# [INSTRUCTIONS FOR THE TASK]
Every line below that contains "name" is to be copied.

## BEGIN

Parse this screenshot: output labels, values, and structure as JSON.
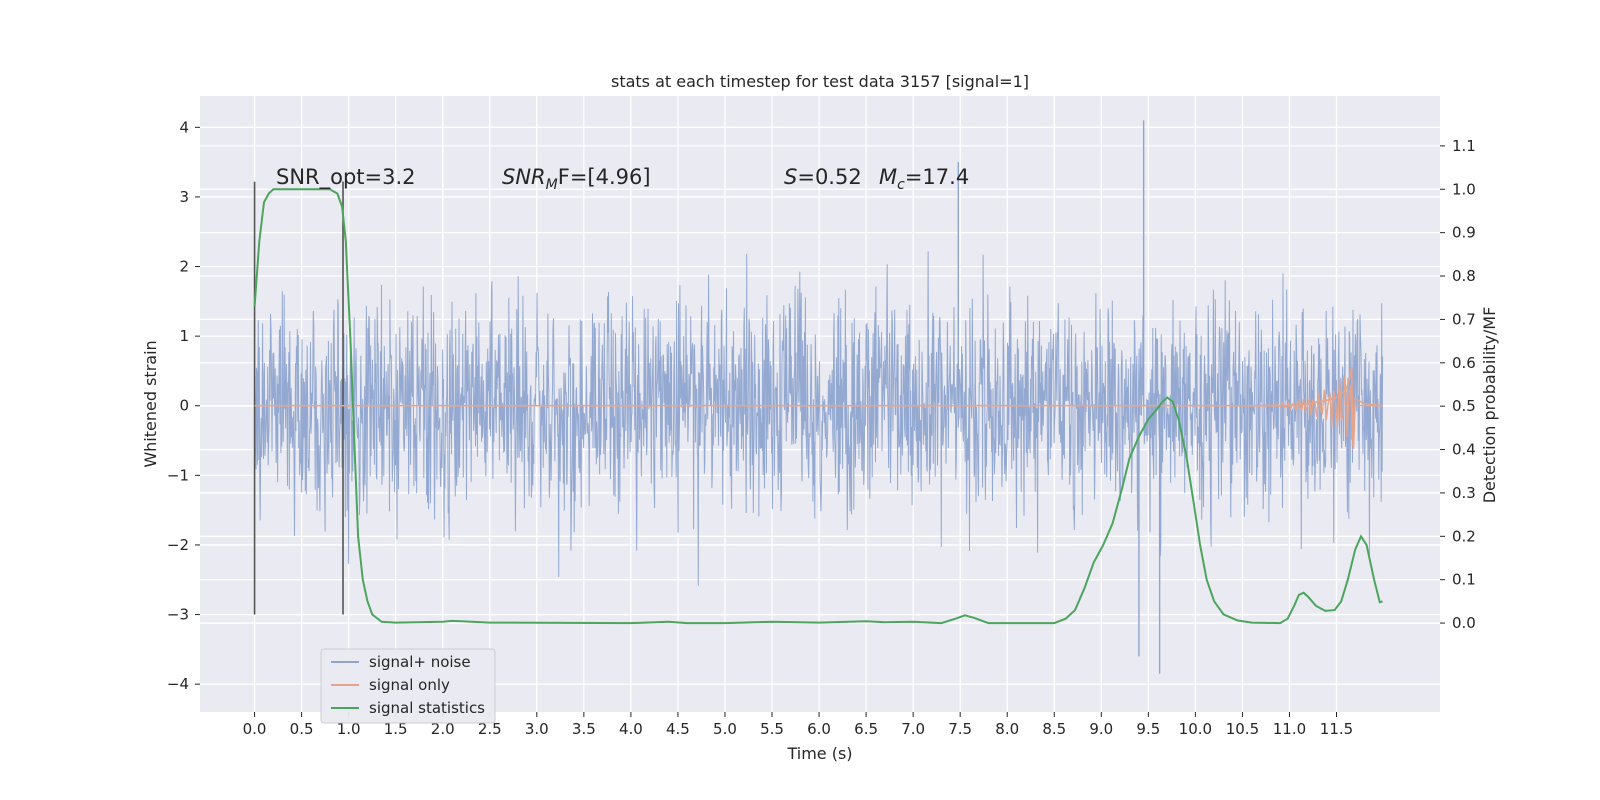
{
  "chart_data": {
    "type": "line",
    "title": "stats at each timestep for test data 3157 [signal=1]",
    "xlabel": "Time (s)",
    "ylabel": "Whitened strain",
    "ylabel_right": "Detection probability/MF",
    "xlim": [
      -0.58,
      12.6
    ],
    "ylim": [
      -4.4,
      4.45
    ],
    "ylim_right": [
      -0.205,
      1.215
    ],
    "x_ticks": [
      0.0,
      0.5,
      1.0,
      1.5,
      2.0,
      2.5,
      3.0,
      3.5,
      4.0,
      4.5,
      5.0,
      5.5,
      6.0,
      6.5,
      7.0,
      7.5,
      8.0,
      8.5,
      9.0,
      9.5,
      10.0,
      10.5,
      11.0,
      11.5
    ],
    "x_tick_labels": [
      "0.0",
      "0.5",
      "1.0",
      "1.5",
      "2.0",
      "2.5",
      "3.0",
      "3.5",
      "4.0",
      "4.5",
      "5.0",
      "5.5",
      "6.0",
      "6.5",
      "7.0",
      "7.5",
      "8.0",
      "8.5",
      "9.0",
      "9.5",
      "10.0",
      "10.5",
      "11.0",
      "11.5"
    ],
    "y_ticks": [
      -4,
      -3,
      -2,
      -1,
      0,
      1,
      2,
      3,
      4
    ],
    "y_tick_labels": [
      "−4",
      "−3",
      "−2",
      "−1",
      "0",
      "1",
      "2",
      "3",
      "4"
    ],
    "y_ticks_right": [
      0.0,
      0.1,
      0.2,
      0.3,
      0.4,
      0.5,
      0.6,
      0.7,
      0.8,
      0.9,
      1.0,
      1.1
    ],
    "y_tick_labels_right": [
      "0.0",
      "0.1",
      "0.2",
      "0.3",
      "0.4",
      "0.5",
      "0.6",
      "0.7",
      "0.8",
      "0.9",
      "1.0",
      "1.1"
    ],
    "grid": true,
    "legend_position": "lower-left",
    "annotations": {
      "snr_opt": "SNR_opt=3.2",
      "snr_mf_main": "SNR",
      "snr_mf_sub": "M",
      "snr_mf_rest": "F=[4.96]",
      "s_main": "S",
      "s_rest": "=0.52",
      "mc_main": "M",
      "mc_sub": "c",
      "mc_rest": "=17.4"
    },
    "vertical_lines": [
      0.0,
      0.94
    ],
    "series": [
      {
        "name": "signal+ noise",
        "color": "#8fa5cf",
        "description_values": {
          "x_range": [
            0.0,
            11.99
          ],
          "envelope_typical": [
            -2.0,
            2.2
          ],
          "max": 4.1,
          "min": -3.85
        }
      },
      {
        "name": "signal only",
        "color": "#e6a48a",
        "chirp_points": [
          [
            0.0,
            0.0
          ],
          [
            11.0,
            0.0
          ],
          [
            11.2,
            0.03
          ],
          [
            11.4,
            0.08
          ],
          [
            11.5,
            0.12
          ],
          [
            11.6,
            0.22
          ],
          [
            11.64,
            0.4
          ],
          [
            11.66,
            0.55
          ],
          [
            11.68,
            -0.62
          ],
          [
            11.7,
            0.1
          ],
          [
            11.8,
            0.03
          ],
          [
            11.99,
            0.0
          ]
        ]
      },
      {
        "name": "signal statistics",
        "color": "#4ca55c",
        "points": [
          [
            0.0,
            0.73
          ],
          [
            0.05,
            0.88
          ],
          [
            0.1,
            0.97
          ],
          [
            0.15,
            0.99
          ],
          [
            0.2,
            1.0
          ],
          [
            0.3,
            1.0
          ],
          [
            0.5,
            1.0
          ],
          [
            0.7,
            1.0
          ],
          [
            0.8,
            1.0
          ],
          [
            0.88,
            0.99
          ],
          [
            0.93,
            0.96
          ],
          [
            0.97,
            0.88
          ],
          [
            1.02,
            0.65
          ],
          [
            1.06,
            0.42
          ],
          [
            1.1,
            0.2
          ],
          [
            1.15,
            0.1
          ],
          [
            1.2,
            0.05
          ],
          [
            1.25,
            0.02
          ],
          [
            1.35,
            0.003
          ],
          [
            1.5,
            0.001
          ],
          [
            2.0,
            0.003
          ],
          [
            2.1,
            0.005
          ],
          [
            2.2,
            0.004
          ],
          [
            2.5,
            0.001
          ],
          [
            4.0,
            0.0
          ],
          [
            4.4,
            0.003
          ],
          [
            4.6,
            0.0
          ],
          [
            5.0,
            0.0
          ],
          [
            5.5,
            0.003
          ],
          [
            6.0,
            0.001
          ],
          [
            6.5,
            0.004
          ],
          [
            6.7,
            0.002
          ],
          [
            7.0,
            0.003
          ],
          [
            7.3,
            0.0
          ],
          [
            7.45,
            0.01
          ],
          [
            7.55,
            0.018
          ],
          [
            7.65,
            0.012
          ],
          [
            7.8,
            0.0
          ],
          [
            8.0,
            0.0
          ],
          [
            8.5,
            0.0
          ],
          [
            8.62,
            0.01
          ],
          [
            8.72,
            0.03
          ],
          [
            8.82,
            0.08
          ],
          [
            8.92,
            0.14
          ],
          [
            9.02,
            0.18
          ],
          [
            9.12,
            0.23
          ],
          [
            9.22,
            0.31
          ],
          [
            9.3,
            0.38
          ],
          [
            9.4,
            0.43
          ],
          [
            9.5,
            0.47
          ],
          [
            9.58,
            0.49
          ],
          [
            9.65,
            0.51
          ],
          [
            9.7,
            0.52
          ],
          [
            9.76,
            0.51
          ],
          [
            9.82,
            0.47
          ],
          [
            9.9,
            0.39
          ],
          [
            9.98,
            0.28
          ],
          [
            10.05,
            0.18
          ],
          [
            10.12,
            0.1
          ],
          [
            10.2,
            0.05
          ],
          [
            10.3,
            0.02
          ],
          [
            10.45,
            0.006
          ],
          [
            10.6,
            0.001
          ],
          [
            10.9,
            0.0
          ],
          [
            10.98,
            0.01
          ],
          [
            11.05,
            0.04
          ],
          [
            11.1,
            0.065
          ],
          [
            11.15,
            0.07
          ],
          [
            11.2,
            0.06
          ],
          [
            11.28,
            0.04
          ],
          [
            11.38,
            0.028
          ],
          [
            11.48,
            0.03
          ],
          [
            11.55,
            0.05
          ],
          [
            11.62,
            0.1
          ],
          [
            11.7,
            0.17
          ],
          [
            11.76,
            0.2
          ],
          [
            11.82,
            0.18
          ],
          [
            11.9,
            0.1
          ],
          [
            11.96,
            0.048
          ],
          [
            11.99,
            0.05
          ]
        ]
      }
    ]
  }
}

## END

# [REPLY]
        "name": "signal+ noise",
        "name": "signal only",
        "name": "signal statistics",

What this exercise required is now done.